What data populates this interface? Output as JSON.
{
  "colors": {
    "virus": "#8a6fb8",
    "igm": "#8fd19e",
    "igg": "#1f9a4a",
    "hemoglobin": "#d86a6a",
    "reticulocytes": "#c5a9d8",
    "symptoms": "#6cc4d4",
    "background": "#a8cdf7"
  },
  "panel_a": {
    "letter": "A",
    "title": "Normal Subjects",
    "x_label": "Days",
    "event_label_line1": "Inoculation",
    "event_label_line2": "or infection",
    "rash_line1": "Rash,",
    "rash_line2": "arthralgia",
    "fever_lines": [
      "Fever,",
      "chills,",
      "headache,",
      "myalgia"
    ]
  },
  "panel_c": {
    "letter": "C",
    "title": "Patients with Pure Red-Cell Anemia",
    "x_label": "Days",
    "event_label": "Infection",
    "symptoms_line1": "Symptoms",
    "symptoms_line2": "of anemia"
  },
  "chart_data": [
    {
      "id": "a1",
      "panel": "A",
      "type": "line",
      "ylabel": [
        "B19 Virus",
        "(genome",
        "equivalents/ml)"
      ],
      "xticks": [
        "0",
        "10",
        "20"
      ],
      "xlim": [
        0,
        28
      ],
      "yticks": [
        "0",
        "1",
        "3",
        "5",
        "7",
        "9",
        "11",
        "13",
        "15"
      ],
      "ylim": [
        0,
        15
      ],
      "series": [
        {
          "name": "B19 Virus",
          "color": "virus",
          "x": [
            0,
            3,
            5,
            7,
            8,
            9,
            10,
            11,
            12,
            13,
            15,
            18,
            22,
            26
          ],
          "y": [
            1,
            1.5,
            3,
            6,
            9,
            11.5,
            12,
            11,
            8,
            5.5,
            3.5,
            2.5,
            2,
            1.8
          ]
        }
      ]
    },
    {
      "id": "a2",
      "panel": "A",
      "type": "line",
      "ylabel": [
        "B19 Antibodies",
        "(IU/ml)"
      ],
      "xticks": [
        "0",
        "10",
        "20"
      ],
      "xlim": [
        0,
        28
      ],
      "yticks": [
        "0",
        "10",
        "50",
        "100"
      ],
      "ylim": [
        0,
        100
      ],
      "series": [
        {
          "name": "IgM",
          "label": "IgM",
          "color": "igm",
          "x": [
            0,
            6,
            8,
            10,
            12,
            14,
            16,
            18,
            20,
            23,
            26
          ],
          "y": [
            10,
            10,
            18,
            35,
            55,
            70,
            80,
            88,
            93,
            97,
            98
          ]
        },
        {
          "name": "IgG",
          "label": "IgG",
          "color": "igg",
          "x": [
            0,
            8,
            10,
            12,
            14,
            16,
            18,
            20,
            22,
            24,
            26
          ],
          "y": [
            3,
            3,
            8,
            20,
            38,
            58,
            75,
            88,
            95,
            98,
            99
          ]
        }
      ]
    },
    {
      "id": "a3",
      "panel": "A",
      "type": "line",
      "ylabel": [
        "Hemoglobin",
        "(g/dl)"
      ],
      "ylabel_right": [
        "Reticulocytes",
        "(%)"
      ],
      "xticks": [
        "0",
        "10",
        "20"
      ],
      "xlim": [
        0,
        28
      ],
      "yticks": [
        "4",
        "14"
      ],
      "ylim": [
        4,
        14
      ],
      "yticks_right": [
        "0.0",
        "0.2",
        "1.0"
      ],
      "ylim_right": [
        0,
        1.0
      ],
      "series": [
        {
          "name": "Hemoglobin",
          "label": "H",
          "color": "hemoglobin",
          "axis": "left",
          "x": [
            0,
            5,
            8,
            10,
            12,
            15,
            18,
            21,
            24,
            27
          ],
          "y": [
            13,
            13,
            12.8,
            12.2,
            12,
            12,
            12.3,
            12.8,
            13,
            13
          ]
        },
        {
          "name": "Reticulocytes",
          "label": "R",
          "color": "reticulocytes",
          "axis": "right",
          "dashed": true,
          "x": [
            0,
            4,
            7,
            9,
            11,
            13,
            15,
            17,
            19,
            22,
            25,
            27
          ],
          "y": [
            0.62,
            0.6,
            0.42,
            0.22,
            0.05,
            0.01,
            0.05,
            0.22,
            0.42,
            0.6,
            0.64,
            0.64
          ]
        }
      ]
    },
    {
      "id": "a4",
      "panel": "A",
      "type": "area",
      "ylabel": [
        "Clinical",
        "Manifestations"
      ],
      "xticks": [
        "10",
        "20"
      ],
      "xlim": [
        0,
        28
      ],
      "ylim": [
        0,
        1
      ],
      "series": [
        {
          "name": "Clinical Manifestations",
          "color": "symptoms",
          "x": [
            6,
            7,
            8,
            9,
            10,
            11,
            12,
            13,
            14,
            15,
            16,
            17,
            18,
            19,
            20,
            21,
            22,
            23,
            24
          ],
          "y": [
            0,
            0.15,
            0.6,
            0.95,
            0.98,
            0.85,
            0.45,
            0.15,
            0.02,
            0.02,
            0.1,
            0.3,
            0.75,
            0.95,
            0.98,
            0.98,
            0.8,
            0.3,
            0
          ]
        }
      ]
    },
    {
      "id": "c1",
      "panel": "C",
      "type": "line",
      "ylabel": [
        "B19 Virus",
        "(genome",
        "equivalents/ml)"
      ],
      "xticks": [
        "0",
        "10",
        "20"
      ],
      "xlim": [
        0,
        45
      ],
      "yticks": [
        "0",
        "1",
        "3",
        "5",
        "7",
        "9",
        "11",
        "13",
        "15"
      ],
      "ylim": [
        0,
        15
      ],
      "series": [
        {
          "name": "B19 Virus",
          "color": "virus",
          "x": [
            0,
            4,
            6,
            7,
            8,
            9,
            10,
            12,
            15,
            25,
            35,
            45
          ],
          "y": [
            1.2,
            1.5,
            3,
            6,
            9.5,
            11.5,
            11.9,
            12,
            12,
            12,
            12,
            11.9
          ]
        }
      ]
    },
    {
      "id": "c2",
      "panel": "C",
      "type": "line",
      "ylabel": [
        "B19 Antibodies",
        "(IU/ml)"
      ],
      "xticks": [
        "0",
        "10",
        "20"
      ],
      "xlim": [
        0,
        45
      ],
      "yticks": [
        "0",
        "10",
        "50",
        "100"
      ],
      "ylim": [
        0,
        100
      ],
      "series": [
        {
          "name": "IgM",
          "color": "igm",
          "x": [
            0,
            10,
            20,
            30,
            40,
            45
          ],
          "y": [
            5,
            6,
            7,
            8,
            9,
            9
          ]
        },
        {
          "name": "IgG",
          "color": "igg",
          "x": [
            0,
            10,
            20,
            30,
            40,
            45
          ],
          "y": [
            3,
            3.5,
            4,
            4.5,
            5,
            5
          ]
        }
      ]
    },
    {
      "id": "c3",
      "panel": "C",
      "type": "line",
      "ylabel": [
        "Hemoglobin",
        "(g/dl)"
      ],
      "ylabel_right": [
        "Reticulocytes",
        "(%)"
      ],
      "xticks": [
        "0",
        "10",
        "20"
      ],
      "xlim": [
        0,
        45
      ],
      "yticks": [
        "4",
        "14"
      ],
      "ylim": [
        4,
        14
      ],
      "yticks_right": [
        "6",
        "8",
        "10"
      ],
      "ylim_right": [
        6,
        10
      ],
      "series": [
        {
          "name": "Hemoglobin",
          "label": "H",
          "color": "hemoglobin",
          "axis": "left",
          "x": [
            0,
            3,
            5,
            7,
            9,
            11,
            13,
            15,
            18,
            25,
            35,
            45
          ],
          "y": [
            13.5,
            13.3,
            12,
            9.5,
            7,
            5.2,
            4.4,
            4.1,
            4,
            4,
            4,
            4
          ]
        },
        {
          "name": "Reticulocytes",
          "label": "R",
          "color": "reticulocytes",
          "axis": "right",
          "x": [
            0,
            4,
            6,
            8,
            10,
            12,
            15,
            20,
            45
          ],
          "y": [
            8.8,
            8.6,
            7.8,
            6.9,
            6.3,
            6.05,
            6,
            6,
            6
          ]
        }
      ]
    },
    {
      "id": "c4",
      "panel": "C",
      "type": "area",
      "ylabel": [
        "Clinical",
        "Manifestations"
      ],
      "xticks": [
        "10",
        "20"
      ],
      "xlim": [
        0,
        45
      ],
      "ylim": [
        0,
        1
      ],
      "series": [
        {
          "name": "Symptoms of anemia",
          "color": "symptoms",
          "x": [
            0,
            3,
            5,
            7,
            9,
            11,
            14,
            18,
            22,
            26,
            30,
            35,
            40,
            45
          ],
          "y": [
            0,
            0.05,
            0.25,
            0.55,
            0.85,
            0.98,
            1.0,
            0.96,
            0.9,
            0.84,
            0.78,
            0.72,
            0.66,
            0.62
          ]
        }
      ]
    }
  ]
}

+++

DESCRIPTION OF THE TASK
Report the lines above that contain "title".

EXERCISE RESPONSE
    "title": "Normal Subjects",
    "title": "Patients with Pure Red-Cell Anemia",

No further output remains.